(Entries from a page text collection)
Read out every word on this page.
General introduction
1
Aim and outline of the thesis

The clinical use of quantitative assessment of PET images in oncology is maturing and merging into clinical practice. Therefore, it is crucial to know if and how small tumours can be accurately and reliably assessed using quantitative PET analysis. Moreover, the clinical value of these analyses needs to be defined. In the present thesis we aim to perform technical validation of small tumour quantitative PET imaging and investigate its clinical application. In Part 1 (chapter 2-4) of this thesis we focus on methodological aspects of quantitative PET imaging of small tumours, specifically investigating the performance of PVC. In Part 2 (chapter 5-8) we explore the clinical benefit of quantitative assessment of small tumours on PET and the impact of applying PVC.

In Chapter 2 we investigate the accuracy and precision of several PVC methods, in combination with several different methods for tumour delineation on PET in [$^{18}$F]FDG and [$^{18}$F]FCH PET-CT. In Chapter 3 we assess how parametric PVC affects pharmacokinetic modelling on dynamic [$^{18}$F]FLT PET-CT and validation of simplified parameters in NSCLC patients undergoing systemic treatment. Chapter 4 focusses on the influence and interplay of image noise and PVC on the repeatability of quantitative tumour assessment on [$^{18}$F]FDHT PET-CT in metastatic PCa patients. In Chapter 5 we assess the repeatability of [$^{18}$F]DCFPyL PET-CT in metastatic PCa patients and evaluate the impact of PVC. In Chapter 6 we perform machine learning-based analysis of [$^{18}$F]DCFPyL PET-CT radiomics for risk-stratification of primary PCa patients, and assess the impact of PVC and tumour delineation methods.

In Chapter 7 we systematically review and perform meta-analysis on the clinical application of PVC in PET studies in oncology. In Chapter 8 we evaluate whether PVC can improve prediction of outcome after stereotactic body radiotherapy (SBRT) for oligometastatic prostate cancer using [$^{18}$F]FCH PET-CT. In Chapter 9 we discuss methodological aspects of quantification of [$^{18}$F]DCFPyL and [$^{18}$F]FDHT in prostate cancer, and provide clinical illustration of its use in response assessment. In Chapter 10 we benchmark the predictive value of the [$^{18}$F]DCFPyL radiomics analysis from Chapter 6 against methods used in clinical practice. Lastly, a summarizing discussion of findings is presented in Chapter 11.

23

• **Task**
I'd like the entries above reproduced in full, exactly as they stand.

• **Answer for the task**
Read out every word on this page.
General introduction
1
Aim and outline of the thesis

The clinical use of quantitative assessment of PET images in oncology is maturing and merging into clinical practice. Therefore, it is crucial to know if and how small tumours can be accurately and reliably assessed using quantitative PET analysis. Moreover, the clinical value of these analyses needs to be defined. In the present thesis we aim to perform technical validation of small tumour quantitative PET imaging and investigate its clinical application. In Part 1 (chapter 2-4) of this thesis we focus on methodological aspects of quantitative PET imaging of small tumours, specifically investigating the performance of PVC. In Part 2 (chapter 5-8) we explore the clinical benefit of quantitative assessment of small tumours on PET and the impact of applying PVC.

In Chapter 2 we investigate the accuracy and precision of several PVC methods, in combination with several different methods for tumour delineation on PET in [$^{18}$F]FDG and [$^{18}$F]FCH PET-CT. In Chapter 3 we assess how parametric PVC affects pharmacokinetic modelling on dynamic [$^{18}$F]FLT PET-CT and validation of simplified parameters in NSCLC patients undergoing systemic treatment. Chapter 4 focusses on the influence and interplay of image noise and PVC on the repeatability of quantitative tumour assessment on [$^{18}$F]FDHT PET-CT in metastatic PCa patients. In Chapter 5 we assess the repeatability of [$^{18}$F]DCFPyL PET-CT in metastatic PCa patients and evaluate the impact of PVC. In Chapter 6 we perform machine learning-based analysis of [$^{18}$F]DCFPyL PET-CT radiomics for risk-stratification of primary PCa patients, and assess the impact of PVC and tumour delineation methods.

In Chapter 7 we systematically review and perform meta-analysis on the clinical application of PVC in PET studies in oncology. In Chapter 8 we evaluate whether PVC can improve prediction of outcome after stereotactic body radiotherapy (SBRT) for oligometastatic prostate cancer using [$^{18}$F]FCH PET-CT. In Chapter 9 we discuss methodological aspects of quantification of [$^{18}$F]DCFPyL and [$^{18}$F]FDHT in prostate cancer, and provide clinical illustration of its use in response assessment. In Chapter 10 we benchmark the predictive value of the [$^{18}$F]DCFPyL radiomics analysis from Chapter 6 against methods used in clinical practice. Lastly, a summarizing discussion of findings is presented in Chapter 11.

23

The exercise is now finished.